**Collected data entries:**
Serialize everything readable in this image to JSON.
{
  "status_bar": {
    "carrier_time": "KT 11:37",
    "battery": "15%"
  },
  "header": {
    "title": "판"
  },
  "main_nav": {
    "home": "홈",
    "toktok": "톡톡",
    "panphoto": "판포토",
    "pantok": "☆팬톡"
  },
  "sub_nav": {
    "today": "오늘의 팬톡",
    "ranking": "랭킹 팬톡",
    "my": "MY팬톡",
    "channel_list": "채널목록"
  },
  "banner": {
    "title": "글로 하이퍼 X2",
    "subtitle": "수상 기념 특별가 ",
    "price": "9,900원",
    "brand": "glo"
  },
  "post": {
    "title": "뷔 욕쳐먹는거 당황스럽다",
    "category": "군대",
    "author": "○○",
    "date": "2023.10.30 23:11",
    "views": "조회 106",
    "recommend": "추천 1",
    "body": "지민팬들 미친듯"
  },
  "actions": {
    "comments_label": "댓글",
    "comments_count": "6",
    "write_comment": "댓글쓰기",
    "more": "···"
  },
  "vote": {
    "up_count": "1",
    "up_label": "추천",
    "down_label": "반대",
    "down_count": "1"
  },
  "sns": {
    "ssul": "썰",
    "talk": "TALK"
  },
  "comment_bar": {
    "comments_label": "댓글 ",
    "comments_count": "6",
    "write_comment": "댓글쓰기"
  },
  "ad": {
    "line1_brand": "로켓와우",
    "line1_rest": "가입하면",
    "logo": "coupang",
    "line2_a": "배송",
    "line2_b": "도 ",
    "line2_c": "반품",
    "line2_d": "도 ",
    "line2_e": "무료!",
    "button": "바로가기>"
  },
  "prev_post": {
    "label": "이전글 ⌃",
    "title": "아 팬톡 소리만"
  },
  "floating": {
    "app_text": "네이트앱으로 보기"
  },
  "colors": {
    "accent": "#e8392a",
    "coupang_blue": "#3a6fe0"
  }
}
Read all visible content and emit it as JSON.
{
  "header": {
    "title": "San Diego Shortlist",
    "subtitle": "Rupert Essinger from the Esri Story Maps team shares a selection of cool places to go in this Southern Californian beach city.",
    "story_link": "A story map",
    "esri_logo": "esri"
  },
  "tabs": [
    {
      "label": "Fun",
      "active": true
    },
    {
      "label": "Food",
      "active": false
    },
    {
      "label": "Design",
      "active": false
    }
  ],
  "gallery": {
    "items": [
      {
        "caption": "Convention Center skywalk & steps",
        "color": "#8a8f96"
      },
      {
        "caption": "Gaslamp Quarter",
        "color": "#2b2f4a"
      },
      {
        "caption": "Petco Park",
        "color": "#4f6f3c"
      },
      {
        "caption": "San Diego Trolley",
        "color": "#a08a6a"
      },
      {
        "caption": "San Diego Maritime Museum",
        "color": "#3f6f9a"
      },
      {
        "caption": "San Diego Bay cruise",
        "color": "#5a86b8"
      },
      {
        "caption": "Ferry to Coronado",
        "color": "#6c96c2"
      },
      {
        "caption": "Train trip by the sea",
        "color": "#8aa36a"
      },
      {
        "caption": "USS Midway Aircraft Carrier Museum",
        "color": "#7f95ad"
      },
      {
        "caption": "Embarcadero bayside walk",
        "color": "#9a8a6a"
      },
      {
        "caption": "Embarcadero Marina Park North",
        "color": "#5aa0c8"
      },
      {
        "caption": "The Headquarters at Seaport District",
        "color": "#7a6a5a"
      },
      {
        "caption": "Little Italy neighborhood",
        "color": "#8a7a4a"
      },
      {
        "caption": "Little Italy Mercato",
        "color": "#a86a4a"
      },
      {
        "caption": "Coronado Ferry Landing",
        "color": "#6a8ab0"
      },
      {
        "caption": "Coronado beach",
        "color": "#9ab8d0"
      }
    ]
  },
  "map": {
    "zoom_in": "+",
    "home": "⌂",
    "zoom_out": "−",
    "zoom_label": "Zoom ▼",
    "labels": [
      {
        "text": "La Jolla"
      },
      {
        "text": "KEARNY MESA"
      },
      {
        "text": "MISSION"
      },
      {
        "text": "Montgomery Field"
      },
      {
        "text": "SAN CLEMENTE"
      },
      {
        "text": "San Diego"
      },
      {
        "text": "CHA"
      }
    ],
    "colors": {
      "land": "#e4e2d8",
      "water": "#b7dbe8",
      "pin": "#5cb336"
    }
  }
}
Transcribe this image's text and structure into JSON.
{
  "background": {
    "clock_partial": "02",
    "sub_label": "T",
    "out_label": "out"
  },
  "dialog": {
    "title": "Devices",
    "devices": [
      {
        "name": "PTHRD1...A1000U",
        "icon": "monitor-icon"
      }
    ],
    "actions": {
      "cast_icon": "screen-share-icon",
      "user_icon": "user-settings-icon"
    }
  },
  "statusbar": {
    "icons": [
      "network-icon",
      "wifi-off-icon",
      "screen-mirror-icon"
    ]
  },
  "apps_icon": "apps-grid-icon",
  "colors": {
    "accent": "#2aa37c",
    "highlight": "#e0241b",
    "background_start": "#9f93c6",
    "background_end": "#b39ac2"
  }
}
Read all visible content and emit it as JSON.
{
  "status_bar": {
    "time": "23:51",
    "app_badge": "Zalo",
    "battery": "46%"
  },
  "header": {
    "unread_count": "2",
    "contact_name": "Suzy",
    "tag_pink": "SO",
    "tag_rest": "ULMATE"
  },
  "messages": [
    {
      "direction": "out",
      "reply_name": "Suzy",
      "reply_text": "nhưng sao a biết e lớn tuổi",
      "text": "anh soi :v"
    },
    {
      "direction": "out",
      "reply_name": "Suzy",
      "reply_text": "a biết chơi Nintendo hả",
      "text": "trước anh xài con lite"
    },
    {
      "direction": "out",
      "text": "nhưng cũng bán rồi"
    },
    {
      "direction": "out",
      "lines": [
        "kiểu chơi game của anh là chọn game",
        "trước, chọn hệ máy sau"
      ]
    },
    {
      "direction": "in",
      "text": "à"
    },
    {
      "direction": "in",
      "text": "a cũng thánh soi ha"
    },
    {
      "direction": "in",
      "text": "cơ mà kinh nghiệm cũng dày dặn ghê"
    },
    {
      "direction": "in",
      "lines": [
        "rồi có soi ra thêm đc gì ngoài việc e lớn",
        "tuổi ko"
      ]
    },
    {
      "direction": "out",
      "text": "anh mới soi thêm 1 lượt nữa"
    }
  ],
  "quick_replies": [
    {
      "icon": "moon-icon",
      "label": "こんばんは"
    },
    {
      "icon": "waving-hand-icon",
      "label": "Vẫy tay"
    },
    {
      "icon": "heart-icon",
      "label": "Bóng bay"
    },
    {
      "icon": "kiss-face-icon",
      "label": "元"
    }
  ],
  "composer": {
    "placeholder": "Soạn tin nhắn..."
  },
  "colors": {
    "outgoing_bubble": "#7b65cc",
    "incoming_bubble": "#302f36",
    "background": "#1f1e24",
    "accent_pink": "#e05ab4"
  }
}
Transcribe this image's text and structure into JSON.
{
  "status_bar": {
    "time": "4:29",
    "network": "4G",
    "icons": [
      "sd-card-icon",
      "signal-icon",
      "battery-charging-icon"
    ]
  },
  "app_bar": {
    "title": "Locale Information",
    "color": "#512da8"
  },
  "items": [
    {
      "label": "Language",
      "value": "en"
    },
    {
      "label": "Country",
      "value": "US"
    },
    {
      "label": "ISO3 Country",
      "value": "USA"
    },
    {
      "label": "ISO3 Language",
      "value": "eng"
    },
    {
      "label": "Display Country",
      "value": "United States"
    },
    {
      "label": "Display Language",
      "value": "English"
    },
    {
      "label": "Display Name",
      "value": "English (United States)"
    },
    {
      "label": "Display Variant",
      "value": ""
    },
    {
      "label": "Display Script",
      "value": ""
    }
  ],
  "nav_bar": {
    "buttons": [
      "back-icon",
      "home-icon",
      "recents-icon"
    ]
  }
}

**TASK TO COMPLETE:**
Extract the full listing above without altering anything.

**REPLY TO THE EXERCISE:**
Serialize everything readable in this image to JSON.
{
  "status_bar": {
    "carrier_time": "KT 11:37",
    "battery": "15%"
  },
  "header": {
    "title": "판"
  },
  "main_nav": {
    "home": "홈",
    "toktok": "톡톡",
    "panphoto": "판포토",
    "pantok": "☆팬톡"
  },
  "sub_nav": {
    "today": "오늘의 팬톡",
    "ranking": "랭킹 팬톡",
    "my": "MY팬톡",
    "channel_list": "채널목록"
  },
  "banner": {
    "title": "글로 하이퍼 X2",
    "subtitle": "수상 기념 특별가 ",
    "price": "9,900원",
    "brand": "glo"
  },
  "post": {
    "title": "뷔 욕쳐먹는거 당황스럽다",
    "category": "군대",
    "author": "○○",
    "date": "2023.10.30 23:11",
    "views": "조회 106",
    "recommend": "추천 1",
    "body": "지민팬들 미친듯"
  },
  "actions": {
    "comments_label": "댓글",
    "comments_count": "6",
    "write_comment": "댓글쓰기",
    "more": "···"
  },
  "vote": {
    "up_count": "1",
    "up_label": "추천",
    "down_label": "반대",
    "down_count": "1"
  },
  "sns": {
    "ssul": "썰",
    "talk": "TALK"
  },
  "comment_bar": {
    "comments_label": "댓글 ",
    "comments_count": "6",
    "write_comment": "댓글쓰기"
  },
  "ad": {
    "line1_brand": "로켓와우",
    "line1_rest": "가입하면",
    "logo": "coupang",
    "line2_a": "배송",
    "line2_b": "도 ",
    "line2_c": "반품",
    "line2_d": "도 ",
    "line2_e": "무료!",
    "button": "바로가기>"
  },
  "prev_post": {
    "label": "이전글 ⌃",
    "title": "아 팬톡 소리만"
  },
  "floating": {
    "app_text": "네이트앱으로 보기"
  },
  "colors": {
    "accent": "#e8392a",
    "coupang_blue": "#3a6fe0"
  }
}
Read all visible content and emit it as JSON.
{
  "header": {
    "title": "San Diego Shortlist",
    "subtitle": "Rupert Essinger from the Esri Story Maps team shares a selection of cool places to go in this Southern Californian beach city.",
    "story_link": "A story map",
    "esri_logo": "esri"
  },
  "tabs": [
    {
      "label": "Fun",
      "active": true
    },
    {
      "label": "Food",
      "active": false
    },
    {
      "label": "Design",
      "active": false
    }
  ],
  "gallery": {
    "items": [
      {
        "caption": "Convention Center skywalk & steps",
        "color": "#8a8f96"
      },
      {
        "caption": "Gaslamp Quarter",
        "color": "#2b2f4a"
      },
      {
        "caption": "Petco Park",
        "color": "#4f6f3c"
      },
      {
        "caption": "San Diego Trolley",
        "color": "#a08a6a"
      },
      {
        "caption": "San Diego Maritime Museum",
        "color": "#3f6f9a"
      },
      {
        "caption": "San Diego Bay cruise",
        "color": "#5a86b8"
      },
      {
        "caption": "Ferry to Coronado",
        "color": "#6c96c2"
      },
      {
        "caption": "Train trip by the sea",
        "color": "#8aa36a"
      },
      {
        "caption": "USS Midway Aircraft Carrier Museum",
        "color": "#7f95ad"
      },
      {
        "caption": "Embarcadero bayside walk",
        "color": "#9a8a6a"
      },
      {
        "caption": "Embarcadero Marina Park North",
        "color": "#5aa0c8"
      },
      {
        "caption": "The Headquarters at Seaport District",
        "color": "#7a6a5a"
      },
      {
        "caption": "Little Italy neighborhood",
        "color": "#8a7a4a"
      },
      {
        "caption": "Little Italy Mercato",
        "color": "#a86a4a"
      },
      {
        "caption": "Coronado Ferry Landing",
        "color": "#6a8ab0"
      },
      {
        "caption": "Coronado beach",
        "color": "#9ab8d0"
      }
    ]
  },
  "map": {
    "zoom_in": "+",
    "home": "⌂",
    "zoom_out": "−",
    "zoom_label": "Zoom ▼",
    "labels": [
      {
        "text": "La Jolla"
      },
      {
        "text": "KEARNY MESA"
      },
      {
        "text": "MISSION"
      },
      {
        "text": "Montgomery Field"
      },
      {
        "text": "SAN CLEMENTE"
      },
      {
        "text": "San Diego"
      },
      {
        "text": "CHA"
      }
    ],
    "colors": {
      "land": "#e4e2d8",
      "water": "#b7dbe8",
      "pin": "#5cb336"
    }
  }
}
Transcribe this image's text and structure into JSON.
{
  "background": {
    "clock_partial": "02",
    "sub_label": "T",
    "out_label": "out"
  },
  "dialog": {
    "title": "Devices",
    "devices": [
      {
        "name": "PTHRD1...A1000U",
        "icon": "monitor-icon"
      }
    ],
    "actions": {
      "cast_icon": "screen-share-icon",
      "user_icon": "user-settings-icon"
    }
  },
  "statusbar": {
    "icons": [
      "network-icon",
      "wifi-off-icon",
      "screen-mirror-icon"
    ]
  },
  "apps_icon": "apps-grid-icon",
  "colors": {
    "accent": "#2aa37c",
    "highlight": "#e0241b",
    "background_start": "#9f93c6",
    "background_end": "#b39ac2"
  }
}
Read all visible content and emit it as JSON.
{
  "status_bar": {
    "time": "23:51",
    "app_badge": "Zalo",
    "battery": "46%"
  },
  "header": {
    "unread_count": "2",
    "contact_name": "Suzy",
    "tag_pink": "SO",
    "tag_rest": "ULMATE"
  },
  "messages": [
    {
      "direction": "out",
      "reply_name": "Suzy",
      "reply_text": "nhưng sao a biết e lớn tuổi",
      "text": "anh soi :v"
    },
    {
      "direction": "out",
      "reply_name": "Suzy",
      "reply_text": "a biết chơi Nintendo hả",
      "text": "trước anh xài con lite"
    },
    {
      "direction": "out",
      "text": "nhưng cũng bán rồi"
    },
    {
      "direction": "out",
      "lines": [
        "kiểu chơi game của anh là chọn game",
        "trước, chọn hệ máy sau"
      ]
    },
    {
      "direction": "in",
      "text": "à"
    },
    {
      "direction": "in",
      "text": "a cũng thánh soi ha"
    },
    {
      "direction": "in",
      "text": "cơ mà kinh nghiệm cũng dày dặn ghê"
    },
    {
      "direction": "in",
      "lines": [
        "rồi có soi ra thêm đc gì ngoài việc e lớn",
        "tuổi ko"
      ]
    },
    {
      "direction": "out",
      "text": "anh mới soi thêm 1 lượt nữa"
    }
  ],
  "quick_replies": [
    {
      "icon": "moon-icon",
      "label": "こんばんは"
    },
    {
      "icon": "waving-hand-icon",
      "label": "Vẫy tay"
    },
    {
      "icon": "heart-icon",
      "label": "Bóng bay"
    },
    {
      "icon": "kiss-face-icon",
      "label": "元"
    }
  ],
  "composer": {
    "placeholder": "Soạn tin nhắn..."
  },
  "colors": {
    "outgoing_bubble": "#7b65cc",
    "incoming_bubble": "#302f36",
    "background": "#1f1e24",
    "accent_pink": "#e05ab4"
  }
}
Transcribe this image's text and structure into JSON.
{
  "status_bar": {
    "time": "4:29",
    "network": "4G",
    "icons": [
      "sd-card-icon",
      "signal-icon",
      "battery-charging-icon"
    ]
  },
  "app_bar": {
    "title": "Locale Information",
    "color": "#512da8"
  },
  "items": [
    {
      "label": "Language",
      "value": "en"
    },
    {
      "label": "Country",
      "value": "US"
    },
    {
      "label": "ISO3 Country",
      "value": "USA"
    },
    {
      "label": "ISO3 Language",
      "value": "eng"
    },
    {
      "label": "Display Country",
      "value": "United States"
    },
    {
      "label": "Display Language",
      "value": "English"
    },
    {
      "label": "Display Name",
      "value": "English (United States)"
    },
    {
      "label": "Display Variant",
      "value": ""
    },
    {
      "label": "Display Script",
      "value": ""
    }
  ],
  "nav_bar": {
    "buttons": [
      "back-icon",
      "home-icon",
      "recents-icon"
    ]
  }
}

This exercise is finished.